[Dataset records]
################

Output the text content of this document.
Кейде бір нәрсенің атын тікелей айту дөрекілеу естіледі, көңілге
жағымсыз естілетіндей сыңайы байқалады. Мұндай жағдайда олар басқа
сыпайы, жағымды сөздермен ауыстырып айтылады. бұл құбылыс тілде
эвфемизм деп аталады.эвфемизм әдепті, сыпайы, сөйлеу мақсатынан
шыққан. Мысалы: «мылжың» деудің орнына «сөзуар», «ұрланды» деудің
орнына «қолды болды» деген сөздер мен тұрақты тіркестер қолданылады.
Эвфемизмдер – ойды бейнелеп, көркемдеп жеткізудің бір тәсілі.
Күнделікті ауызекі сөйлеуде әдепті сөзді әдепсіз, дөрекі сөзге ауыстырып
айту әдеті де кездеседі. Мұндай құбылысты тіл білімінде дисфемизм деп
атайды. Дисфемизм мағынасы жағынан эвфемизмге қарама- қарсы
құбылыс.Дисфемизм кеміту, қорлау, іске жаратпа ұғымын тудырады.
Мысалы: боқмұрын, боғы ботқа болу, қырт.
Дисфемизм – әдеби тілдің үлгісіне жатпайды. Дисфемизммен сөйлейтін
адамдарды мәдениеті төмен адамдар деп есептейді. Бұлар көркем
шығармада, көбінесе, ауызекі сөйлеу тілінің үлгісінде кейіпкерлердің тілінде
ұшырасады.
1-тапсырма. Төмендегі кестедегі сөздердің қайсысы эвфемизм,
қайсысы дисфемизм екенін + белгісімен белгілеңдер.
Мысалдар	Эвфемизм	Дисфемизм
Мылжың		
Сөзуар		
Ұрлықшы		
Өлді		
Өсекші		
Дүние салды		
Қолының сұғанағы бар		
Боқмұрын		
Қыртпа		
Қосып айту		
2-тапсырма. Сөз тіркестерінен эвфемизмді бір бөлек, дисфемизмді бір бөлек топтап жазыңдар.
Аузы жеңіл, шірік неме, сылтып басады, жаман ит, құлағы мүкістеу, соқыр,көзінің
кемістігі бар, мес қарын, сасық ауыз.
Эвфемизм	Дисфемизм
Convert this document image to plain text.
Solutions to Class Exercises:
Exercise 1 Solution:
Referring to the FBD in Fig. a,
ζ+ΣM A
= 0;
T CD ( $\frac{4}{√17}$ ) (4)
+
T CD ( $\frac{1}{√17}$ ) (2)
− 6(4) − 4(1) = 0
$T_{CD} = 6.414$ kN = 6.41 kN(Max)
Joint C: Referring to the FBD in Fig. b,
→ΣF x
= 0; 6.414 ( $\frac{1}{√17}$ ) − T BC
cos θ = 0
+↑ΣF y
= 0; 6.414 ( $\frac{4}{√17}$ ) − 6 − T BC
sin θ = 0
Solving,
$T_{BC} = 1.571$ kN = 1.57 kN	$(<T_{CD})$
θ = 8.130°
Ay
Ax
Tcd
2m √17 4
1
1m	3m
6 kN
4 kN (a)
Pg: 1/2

################

WHAT THE TASK REQUIRES:
Return only the number of lines in the entries that contain the string "Referring".

TASK ANSWER:
2